*EXERCISE AIM*:
Read the listing below and copy out every line that holds "Tchernobyl".

===== DATA EXTRACT =====

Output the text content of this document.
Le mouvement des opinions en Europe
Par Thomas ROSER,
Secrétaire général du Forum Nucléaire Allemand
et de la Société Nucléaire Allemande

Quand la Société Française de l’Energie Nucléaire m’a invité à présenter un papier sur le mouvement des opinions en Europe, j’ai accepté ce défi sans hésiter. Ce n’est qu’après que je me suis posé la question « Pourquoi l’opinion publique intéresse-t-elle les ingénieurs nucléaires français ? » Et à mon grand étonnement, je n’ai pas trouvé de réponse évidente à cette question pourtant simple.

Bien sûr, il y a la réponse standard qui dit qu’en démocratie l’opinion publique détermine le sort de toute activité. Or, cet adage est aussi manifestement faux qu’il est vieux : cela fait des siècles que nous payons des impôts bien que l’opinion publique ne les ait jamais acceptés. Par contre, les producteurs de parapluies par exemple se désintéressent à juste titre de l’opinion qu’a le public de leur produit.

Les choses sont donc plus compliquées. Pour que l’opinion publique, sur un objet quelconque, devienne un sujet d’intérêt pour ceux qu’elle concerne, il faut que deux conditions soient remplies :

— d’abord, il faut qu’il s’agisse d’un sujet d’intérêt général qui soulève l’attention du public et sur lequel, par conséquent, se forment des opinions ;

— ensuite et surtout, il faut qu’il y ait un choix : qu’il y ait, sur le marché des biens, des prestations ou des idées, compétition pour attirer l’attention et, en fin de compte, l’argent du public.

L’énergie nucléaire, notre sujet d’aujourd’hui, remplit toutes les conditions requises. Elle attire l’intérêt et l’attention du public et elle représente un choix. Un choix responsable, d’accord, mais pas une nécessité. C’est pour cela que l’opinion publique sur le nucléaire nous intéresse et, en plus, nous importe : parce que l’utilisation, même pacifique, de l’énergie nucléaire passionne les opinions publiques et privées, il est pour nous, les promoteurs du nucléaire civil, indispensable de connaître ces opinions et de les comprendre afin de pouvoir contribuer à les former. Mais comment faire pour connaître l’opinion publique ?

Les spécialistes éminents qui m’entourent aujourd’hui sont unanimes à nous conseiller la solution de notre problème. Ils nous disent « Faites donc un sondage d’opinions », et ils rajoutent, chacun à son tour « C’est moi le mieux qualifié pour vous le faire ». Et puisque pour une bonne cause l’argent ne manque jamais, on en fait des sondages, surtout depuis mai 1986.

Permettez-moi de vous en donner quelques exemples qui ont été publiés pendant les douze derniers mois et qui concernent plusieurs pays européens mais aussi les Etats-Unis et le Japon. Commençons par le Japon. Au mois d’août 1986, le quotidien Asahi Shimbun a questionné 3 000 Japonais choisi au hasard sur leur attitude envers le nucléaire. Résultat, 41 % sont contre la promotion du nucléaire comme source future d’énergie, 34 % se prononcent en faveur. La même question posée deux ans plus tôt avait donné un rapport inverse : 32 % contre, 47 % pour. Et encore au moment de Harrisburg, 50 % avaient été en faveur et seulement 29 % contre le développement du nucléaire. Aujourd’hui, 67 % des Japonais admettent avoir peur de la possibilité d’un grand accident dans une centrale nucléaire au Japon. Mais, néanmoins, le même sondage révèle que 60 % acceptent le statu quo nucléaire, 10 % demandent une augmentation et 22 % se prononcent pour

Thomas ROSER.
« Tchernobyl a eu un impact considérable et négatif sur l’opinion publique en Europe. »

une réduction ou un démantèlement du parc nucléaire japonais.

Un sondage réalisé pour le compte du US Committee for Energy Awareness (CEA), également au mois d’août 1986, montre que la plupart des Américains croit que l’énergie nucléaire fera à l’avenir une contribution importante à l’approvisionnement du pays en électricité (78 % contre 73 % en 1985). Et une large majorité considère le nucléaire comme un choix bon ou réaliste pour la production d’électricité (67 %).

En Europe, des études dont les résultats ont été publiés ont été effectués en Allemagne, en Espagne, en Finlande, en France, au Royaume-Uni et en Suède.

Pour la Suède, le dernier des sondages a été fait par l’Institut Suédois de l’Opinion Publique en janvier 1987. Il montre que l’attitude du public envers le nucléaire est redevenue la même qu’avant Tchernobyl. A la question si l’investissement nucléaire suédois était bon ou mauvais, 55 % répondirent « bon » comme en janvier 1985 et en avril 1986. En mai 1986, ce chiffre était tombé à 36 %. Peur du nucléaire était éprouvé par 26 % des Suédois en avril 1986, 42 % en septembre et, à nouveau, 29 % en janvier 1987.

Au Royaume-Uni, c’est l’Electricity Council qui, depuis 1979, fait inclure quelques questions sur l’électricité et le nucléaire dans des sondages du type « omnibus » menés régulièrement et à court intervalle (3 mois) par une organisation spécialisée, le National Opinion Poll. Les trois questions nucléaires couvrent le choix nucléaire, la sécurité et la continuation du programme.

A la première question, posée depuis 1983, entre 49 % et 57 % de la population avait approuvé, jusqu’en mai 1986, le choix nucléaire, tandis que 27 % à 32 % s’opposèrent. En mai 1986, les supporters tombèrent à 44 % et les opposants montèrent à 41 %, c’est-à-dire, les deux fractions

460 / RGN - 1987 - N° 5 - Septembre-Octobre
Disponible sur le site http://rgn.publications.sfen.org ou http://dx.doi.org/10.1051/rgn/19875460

=====

*ANSWER TO THIS TASK*:
« Tchernobyl a eu un impact considérable et négatif sur l’opinion publique en Europe. »
Pour la Suède, le dernier des sondages a été fait par l’Institut Suédois de l’Opinion Publique en janvier 1987. Il montre que l’attitude du public envers le nucléaire est redevenue la même qu’avant Tchernobyl. A la question si l’investissement nucléaire suédois était bon ou mauvais, 55 % répondirent « bon » comme en janvier 1985 et en avril 1986. En mai 1986, ce chiffre était tombé à 36 %. Peur du nucléaire était éprouvé par 26 % des Suédois en avril 1986, 42 % en septembre et, à nouveau, 29 % en janvier 1987.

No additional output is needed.